- **Record list**:
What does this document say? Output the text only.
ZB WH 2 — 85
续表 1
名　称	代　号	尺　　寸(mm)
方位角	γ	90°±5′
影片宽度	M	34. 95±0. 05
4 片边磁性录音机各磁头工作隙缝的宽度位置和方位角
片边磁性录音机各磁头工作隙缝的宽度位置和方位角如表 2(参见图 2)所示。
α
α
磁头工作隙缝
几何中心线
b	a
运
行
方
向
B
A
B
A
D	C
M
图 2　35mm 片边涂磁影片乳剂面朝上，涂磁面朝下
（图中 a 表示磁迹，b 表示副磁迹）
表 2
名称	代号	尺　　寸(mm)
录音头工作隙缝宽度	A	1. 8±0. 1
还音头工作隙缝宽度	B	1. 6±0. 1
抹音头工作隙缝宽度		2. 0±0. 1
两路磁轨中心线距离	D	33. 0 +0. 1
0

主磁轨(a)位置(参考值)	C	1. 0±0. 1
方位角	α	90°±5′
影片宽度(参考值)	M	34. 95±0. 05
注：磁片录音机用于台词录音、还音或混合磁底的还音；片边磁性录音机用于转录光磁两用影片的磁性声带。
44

- **Exercise**:
Extract the whole listing, character for character.

- **Written response**:
What does this document say? Output the text only.
ZB WH 2 — 85
续表 1
名　称	代　号	尺　　寸(mm)
方位角	γ	90°±5′
影片宽度	M	34. 95±0. 05
4 片边磁性录音机各磁头工作隙缝的宽度位置和方位角
片边磁性录音机各磁头工作隙缝的宽度位置和方位角如表 2(参见图 2)所示。
α
α
磁头工作隙缝
几何中心线
b	a
运
行
方
向
B
A
B
A
D	C
M
图 2　35mm 片边涂磁影片乳剂面朝上，涂磁面朝下
（图中 a 表示磁迹，b 表示副磁迹）
表 2
名称	代号	尺　　寸(mm)
录音头工作隙缝宽度	A	1. 8±0. 1
还音头工作隙缝宽度	B	1. 6±0. 1
抹音头工作隙缝宽度		2. 0±0. 1
两路磁轨中心线距离	D	33. 0 +0. 1
0

主磁轨(a)位置(参考值)	C	1. 0±0. 1
方位角	α	90°±5′
影片宽度(参考值)	M	34. 95±0. 05
注：磁片录音机用于台词录音、还音或混合磁底的还音；片边磁性录音机用于转录光磁两用影片的磁性声带。
44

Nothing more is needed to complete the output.